Material start

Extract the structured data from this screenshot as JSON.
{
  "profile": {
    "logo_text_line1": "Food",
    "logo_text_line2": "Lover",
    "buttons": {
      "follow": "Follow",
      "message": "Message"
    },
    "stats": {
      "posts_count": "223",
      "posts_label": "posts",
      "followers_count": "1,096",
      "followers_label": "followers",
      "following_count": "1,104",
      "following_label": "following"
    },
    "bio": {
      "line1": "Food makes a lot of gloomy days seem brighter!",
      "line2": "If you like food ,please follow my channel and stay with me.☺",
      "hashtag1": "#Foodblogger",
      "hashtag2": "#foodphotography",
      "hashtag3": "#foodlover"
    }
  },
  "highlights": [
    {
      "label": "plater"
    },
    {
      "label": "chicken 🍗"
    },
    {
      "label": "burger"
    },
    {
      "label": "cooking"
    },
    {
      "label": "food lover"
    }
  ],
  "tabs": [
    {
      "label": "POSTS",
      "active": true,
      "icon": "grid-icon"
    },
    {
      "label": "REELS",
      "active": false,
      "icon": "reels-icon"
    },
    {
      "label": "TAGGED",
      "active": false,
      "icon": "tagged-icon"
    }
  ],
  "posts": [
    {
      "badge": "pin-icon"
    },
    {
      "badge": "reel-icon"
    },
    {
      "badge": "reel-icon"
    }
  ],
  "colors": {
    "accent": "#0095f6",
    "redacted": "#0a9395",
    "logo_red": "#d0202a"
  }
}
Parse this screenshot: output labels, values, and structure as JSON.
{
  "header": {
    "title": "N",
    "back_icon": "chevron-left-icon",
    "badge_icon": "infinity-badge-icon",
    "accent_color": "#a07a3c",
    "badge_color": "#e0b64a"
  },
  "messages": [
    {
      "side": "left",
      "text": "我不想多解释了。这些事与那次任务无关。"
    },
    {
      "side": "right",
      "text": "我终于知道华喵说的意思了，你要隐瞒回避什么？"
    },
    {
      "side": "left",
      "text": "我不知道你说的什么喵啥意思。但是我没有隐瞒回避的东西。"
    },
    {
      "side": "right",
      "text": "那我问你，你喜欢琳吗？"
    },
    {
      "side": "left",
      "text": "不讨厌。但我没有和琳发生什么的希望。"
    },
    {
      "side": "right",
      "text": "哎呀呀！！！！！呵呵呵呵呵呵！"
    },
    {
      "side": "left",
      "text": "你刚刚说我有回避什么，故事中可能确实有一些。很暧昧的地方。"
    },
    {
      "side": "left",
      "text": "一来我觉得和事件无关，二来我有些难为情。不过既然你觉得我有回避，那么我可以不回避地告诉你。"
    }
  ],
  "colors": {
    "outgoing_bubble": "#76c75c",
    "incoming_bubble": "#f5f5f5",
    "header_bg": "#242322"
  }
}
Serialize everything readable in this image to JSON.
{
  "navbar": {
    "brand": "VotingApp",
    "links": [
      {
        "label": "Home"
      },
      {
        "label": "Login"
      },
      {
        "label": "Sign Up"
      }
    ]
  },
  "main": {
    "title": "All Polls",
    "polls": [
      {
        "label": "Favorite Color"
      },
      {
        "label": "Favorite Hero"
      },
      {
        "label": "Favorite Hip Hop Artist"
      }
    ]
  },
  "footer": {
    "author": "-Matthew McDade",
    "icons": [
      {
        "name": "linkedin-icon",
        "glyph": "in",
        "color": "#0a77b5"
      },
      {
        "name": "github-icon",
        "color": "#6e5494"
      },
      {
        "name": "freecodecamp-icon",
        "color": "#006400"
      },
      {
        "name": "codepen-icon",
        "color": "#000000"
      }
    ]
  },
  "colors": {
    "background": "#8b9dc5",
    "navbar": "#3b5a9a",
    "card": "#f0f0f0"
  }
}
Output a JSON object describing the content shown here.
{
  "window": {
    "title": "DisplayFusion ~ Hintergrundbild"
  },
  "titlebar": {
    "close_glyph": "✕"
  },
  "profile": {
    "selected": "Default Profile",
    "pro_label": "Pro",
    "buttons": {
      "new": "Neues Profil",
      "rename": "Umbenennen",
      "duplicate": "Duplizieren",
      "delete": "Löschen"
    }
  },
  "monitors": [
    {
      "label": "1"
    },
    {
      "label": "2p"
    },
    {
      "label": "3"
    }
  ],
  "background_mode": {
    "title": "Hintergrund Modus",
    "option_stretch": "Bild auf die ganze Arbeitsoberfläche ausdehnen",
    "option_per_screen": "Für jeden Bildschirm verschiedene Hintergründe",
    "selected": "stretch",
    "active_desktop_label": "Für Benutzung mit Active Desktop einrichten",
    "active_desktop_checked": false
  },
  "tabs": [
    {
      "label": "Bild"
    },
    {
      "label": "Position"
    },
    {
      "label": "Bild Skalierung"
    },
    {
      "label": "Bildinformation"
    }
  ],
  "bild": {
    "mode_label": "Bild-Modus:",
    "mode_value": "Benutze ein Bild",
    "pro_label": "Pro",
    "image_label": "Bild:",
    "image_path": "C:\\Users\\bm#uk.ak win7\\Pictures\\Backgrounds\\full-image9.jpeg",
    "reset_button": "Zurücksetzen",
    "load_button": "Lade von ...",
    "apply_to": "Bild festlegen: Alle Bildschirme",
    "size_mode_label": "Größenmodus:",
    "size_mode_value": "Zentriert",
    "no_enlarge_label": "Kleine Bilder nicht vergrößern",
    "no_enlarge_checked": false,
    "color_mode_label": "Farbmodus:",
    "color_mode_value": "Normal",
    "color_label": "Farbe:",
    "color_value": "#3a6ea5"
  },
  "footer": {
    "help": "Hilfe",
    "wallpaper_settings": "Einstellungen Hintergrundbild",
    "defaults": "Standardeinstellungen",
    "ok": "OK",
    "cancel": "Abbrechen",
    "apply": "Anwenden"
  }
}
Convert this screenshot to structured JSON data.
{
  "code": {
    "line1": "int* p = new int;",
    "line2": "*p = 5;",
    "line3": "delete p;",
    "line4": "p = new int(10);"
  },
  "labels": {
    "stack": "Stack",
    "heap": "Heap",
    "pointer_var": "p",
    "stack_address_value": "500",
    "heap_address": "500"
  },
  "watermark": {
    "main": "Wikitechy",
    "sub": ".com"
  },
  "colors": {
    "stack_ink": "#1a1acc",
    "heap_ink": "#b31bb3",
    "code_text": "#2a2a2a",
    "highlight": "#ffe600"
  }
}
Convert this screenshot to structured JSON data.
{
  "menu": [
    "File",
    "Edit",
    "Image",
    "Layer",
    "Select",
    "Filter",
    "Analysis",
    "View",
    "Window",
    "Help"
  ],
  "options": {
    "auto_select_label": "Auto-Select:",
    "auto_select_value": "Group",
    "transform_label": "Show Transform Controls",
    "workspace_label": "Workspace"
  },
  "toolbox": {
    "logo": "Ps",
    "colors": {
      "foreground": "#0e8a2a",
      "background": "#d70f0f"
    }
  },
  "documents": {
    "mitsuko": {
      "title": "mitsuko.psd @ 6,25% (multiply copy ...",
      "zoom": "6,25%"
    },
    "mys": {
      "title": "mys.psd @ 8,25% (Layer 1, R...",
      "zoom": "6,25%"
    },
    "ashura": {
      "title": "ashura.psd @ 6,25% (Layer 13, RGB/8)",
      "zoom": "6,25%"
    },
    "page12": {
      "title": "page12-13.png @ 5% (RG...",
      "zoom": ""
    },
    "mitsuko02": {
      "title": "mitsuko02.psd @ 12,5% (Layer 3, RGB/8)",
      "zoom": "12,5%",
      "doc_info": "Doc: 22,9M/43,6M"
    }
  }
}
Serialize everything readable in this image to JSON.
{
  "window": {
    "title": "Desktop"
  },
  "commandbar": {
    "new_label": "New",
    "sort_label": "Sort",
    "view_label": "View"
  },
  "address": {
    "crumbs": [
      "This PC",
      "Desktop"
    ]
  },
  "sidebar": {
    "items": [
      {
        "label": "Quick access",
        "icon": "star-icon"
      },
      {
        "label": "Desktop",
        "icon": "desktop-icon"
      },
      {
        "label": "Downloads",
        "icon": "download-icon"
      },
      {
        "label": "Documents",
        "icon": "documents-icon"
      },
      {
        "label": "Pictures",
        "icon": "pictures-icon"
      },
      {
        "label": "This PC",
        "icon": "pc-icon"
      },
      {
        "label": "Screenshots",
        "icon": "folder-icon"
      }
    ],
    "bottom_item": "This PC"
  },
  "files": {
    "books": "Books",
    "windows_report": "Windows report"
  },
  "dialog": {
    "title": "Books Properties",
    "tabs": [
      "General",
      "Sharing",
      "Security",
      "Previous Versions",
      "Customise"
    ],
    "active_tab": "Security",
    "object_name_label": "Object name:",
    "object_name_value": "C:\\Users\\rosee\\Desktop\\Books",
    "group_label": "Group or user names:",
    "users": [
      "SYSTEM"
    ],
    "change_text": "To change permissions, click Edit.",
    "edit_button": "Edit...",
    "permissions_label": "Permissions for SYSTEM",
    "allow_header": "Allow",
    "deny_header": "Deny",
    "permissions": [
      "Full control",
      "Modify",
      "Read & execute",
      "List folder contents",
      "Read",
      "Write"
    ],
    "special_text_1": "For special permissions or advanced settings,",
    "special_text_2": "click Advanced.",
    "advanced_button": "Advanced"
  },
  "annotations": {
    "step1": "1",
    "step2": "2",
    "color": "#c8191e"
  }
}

Material end

Aim:
Copy each line that holds the word "click".

The answer:
    "change_text": "To change permissions, click Edit.",
    "special_text_2": "click Advanced.",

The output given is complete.